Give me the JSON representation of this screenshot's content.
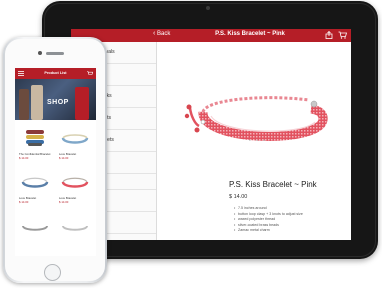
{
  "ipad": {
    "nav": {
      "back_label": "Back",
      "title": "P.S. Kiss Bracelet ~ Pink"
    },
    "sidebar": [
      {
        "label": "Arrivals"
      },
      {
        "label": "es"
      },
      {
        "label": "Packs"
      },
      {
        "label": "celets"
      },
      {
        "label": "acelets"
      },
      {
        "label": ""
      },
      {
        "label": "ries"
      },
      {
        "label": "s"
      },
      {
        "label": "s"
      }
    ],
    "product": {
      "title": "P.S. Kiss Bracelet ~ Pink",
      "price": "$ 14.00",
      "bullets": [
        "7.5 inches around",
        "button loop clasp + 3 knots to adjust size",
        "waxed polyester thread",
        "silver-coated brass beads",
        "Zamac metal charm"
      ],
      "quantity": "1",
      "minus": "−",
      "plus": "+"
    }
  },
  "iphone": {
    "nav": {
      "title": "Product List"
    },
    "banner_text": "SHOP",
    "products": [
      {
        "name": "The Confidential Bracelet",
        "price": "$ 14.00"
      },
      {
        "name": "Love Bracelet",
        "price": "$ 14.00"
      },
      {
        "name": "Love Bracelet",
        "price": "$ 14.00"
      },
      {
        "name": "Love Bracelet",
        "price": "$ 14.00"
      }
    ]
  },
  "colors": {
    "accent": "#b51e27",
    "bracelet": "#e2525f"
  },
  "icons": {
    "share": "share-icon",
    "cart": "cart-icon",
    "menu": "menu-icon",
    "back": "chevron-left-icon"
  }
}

============

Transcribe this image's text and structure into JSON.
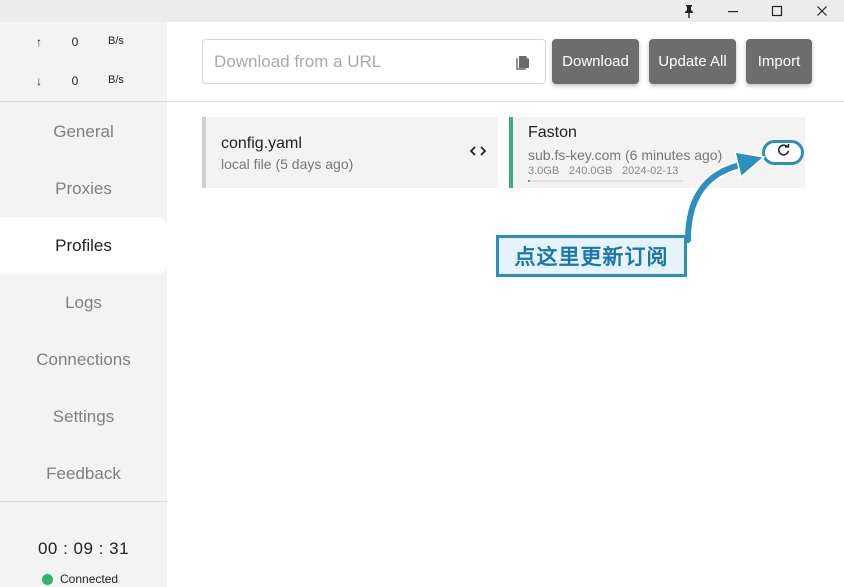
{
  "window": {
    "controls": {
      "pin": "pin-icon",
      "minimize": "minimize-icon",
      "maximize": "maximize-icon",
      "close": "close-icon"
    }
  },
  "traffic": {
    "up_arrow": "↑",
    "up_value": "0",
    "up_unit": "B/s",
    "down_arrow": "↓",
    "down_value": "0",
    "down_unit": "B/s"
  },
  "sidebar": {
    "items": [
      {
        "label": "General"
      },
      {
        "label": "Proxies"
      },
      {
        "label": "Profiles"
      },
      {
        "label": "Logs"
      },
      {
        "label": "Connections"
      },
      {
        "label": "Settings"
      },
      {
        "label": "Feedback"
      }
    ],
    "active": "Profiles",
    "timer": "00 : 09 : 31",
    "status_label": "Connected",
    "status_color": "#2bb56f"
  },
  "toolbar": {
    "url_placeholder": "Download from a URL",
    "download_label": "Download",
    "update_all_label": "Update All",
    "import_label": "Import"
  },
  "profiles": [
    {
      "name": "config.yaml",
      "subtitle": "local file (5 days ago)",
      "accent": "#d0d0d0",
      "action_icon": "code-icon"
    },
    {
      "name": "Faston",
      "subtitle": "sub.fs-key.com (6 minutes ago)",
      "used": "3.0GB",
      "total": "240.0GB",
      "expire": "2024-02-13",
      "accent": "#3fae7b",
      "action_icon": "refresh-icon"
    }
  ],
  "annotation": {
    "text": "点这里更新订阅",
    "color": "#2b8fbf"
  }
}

============

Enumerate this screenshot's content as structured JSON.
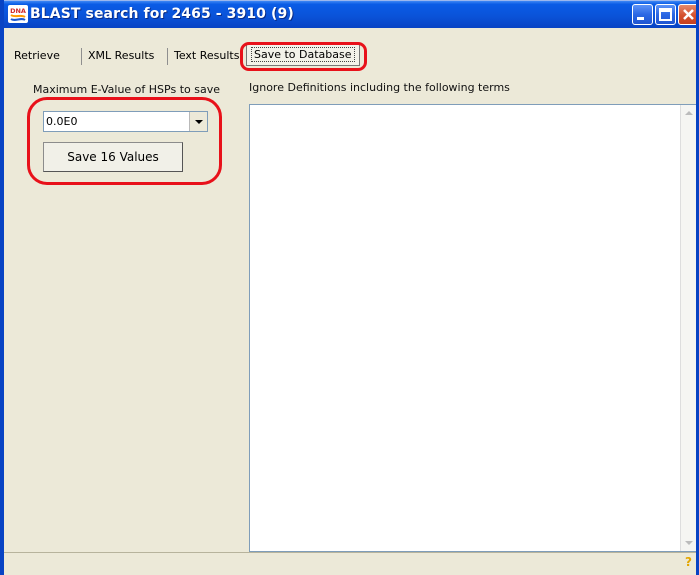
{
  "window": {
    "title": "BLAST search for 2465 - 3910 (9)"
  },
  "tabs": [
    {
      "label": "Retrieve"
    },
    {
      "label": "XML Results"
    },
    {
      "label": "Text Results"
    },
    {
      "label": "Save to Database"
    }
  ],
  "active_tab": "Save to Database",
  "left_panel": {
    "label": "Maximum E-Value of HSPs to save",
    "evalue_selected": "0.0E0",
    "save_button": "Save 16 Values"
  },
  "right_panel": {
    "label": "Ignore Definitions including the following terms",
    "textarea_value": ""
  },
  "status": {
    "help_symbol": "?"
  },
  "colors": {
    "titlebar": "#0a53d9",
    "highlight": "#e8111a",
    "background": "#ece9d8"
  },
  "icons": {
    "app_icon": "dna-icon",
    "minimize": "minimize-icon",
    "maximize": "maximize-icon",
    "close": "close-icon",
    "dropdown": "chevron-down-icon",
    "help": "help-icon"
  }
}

============

Exercise details >>
Filter the data for the string "Results" and copy every line that has it.

The completed task >>
      "label": "XML Results"
      "label": "Text Results"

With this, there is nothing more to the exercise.